Task objective:
The exercise asks for every line of the data to be reproduced exactly.

[Data entries]
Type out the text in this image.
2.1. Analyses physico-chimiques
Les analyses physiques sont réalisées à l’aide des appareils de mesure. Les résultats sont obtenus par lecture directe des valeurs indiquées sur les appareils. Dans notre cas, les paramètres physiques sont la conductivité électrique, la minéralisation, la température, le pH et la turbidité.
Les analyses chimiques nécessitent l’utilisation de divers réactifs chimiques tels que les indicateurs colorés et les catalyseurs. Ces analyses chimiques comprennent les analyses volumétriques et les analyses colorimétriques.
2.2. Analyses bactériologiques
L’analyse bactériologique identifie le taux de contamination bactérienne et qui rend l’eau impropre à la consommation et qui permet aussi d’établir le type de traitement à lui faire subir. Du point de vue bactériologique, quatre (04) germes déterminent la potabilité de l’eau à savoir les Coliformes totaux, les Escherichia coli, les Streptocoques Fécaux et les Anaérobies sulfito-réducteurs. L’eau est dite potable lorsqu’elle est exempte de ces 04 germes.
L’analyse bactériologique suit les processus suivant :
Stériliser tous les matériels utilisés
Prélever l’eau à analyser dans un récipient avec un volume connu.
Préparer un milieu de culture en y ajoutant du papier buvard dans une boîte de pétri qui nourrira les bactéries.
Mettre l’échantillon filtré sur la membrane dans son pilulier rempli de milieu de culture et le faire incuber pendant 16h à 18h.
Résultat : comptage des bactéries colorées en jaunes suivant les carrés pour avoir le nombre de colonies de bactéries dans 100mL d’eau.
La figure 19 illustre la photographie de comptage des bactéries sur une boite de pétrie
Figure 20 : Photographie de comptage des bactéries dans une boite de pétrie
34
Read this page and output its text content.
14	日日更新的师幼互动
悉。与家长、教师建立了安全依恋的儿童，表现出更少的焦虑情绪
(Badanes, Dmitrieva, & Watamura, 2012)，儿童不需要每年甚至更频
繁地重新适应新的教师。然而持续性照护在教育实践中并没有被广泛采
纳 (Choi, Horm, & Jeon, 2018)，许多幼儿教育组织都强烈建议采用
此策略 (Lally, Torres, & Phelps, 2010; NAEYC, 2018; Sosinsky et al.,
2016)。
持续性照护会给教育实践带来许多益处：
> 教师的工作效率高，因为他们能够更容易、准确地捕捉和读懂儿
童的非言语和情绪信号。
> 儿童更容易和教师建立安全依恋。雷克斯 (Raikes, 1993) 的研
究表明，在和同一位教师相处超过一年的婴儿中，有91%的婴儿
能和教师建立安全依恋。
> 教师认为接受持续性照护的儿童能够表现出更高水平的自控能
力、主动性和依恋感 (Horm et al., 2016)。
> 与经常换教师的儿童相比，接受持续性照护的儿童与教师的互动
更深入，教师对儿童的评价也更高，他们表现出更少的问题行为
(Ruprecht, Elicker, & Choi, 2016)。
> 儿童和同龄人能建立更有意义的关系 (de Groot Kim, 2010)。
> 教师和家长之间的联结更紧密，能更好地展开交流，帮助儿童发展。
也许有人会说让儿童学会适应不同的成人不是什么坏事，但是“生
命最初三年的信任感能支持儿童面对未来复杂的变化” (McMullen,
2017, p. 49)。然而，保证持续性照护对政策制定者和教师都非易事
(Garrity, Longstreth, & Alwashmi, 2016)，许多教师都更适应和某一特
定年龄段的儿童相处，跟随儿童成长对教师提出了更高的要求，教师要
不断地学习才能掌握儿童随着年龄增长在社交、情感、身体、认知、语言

Output of the task:
Type out the text in this image.
2.1. Analyses physico-chimiques
Les analyses physiques sont réalisées à l’aide des appareils de mesure. Les résultats sont obtenus par lecture directe des valeurs indiquées sur les appareils. Dans notre cas, les paramètres physiques sont la conductivité électrique, la minéralisation, la température, le pH et la turbidité.
Les analyses chimiques nécessitent l’utilisation de divers réactifs chimiques tels que les indicateurs colorés et les catalyseurs. Ces analyses chimiques comprennent les analyses volumétriques et les analyses colorimétriques.
2.2. Analyses bactériologiques
L’analyse bactériologique identifie le taux de contamination bactérienne et qui rend l’eau impropre à la consommation et qui permet aussi d’établir le type de traitement à lui faire subir. Du point de vue bactériologique, quatre (04) germes déterminent la potabilité de l’eau à savoir les Coliformes totaux, les Escherichia coli, les Streptocoques Fécaux et les Anaérobies sulfito-réducteurs. L’eau est dite potable lorsqu’elle est exempte de ces 04 germes.
L’analyse bactériologique suit les processus suivant :
Stériliser tous les matériels utilisés
Prélever l’eau à analyser dans un récipient avec un volume connu.
Préparer un milieu de culture en y ajoutant du papier buvard dans une boîte de pétri qui nourrira les bactéries.
Mettre l’échantillon filtré sur la membrane dans son pilulier rempli de milieu de culture et le faire incuber pendant 16h à 18h.
Résultat : comptage des bactéries colorées en jaunes suivant les carrés pour avoir le nombre de colonies de bactéries dans 100mL d’eau.
La figure 19 illustre la photographie de comptage des bactéries sur une boite de pétrie
Figure 20 : Photographie de comptage des bactéries dans une boite de pétrie
34
Read this page and output its text content.
14	日日更新的师幼互动
悉。与家长、教师建立了安全依恋的儿童，表现出更少的焦虑情绪
(Badanes, Dmitrieva, & Watamura, 2012)，儿童不需要每年甚至更频
繁地重新适应新的教师。然而持续性照护在教育实践中并没有被广泛采
纳 (Choi, Horm, & Jeon, 2018)，许多幼儿教育组织都强烈建议采用
此策略 (Lally, Torres, & Phelps, 2010; NAEYC, 2018; Sosinsky et al.,
2016)。
持续性照护会给教育实践带来许多益处：
> 教师的工作效率高，因为他们能够更容易、准确地捕捉和读懂儿
童的非言语和情绪信号。
> 儿童更容易和教师建立安全依恋。雷克斯 (Raikes, 1993) 的研
究表明，在和同一位教师相处超过一年的婴儿中，有91%的婴儿
能和教师建立安全依恋。
> 教师认为接受持续性照护的儿童能够表现出更高水平的自控能
力、主动性和依恋感 (Horm et al., 2016)。
> 与经常换教师的儿童相比，接受持续性照护的儿童与教师的互动
更深入，教师对儿童的评价也更高，他们表现出更少的问题行为
(Ruprecht, Elicker, & Choi, 2016)。
> 儿童和同龄人能建立更有意义的关系 (de Groot Kim, 2010)。
> 教师和家长之间的联结更紧密，能更好地展开交流，帮助儿童发展。
也许有人会说让儿童学会适应不同的成人不是什么坏事，但是“生
命最初三年的信任感能支持儿童面对未来复杂的变化” (McMullen,
2017, p. 49)。然而，保证持续性照护对政策制定者和教师都非易事
(Garrity, Longstreth, & Alwashmi, 2016)，许多教师都更适应和某一特
定年龄段的儿童相处，跟随儿童成长对教师提出了更高的要求，教师要
不断地学习才能掌握儿童随着年龄增长在社交、情感、身体、认知、语言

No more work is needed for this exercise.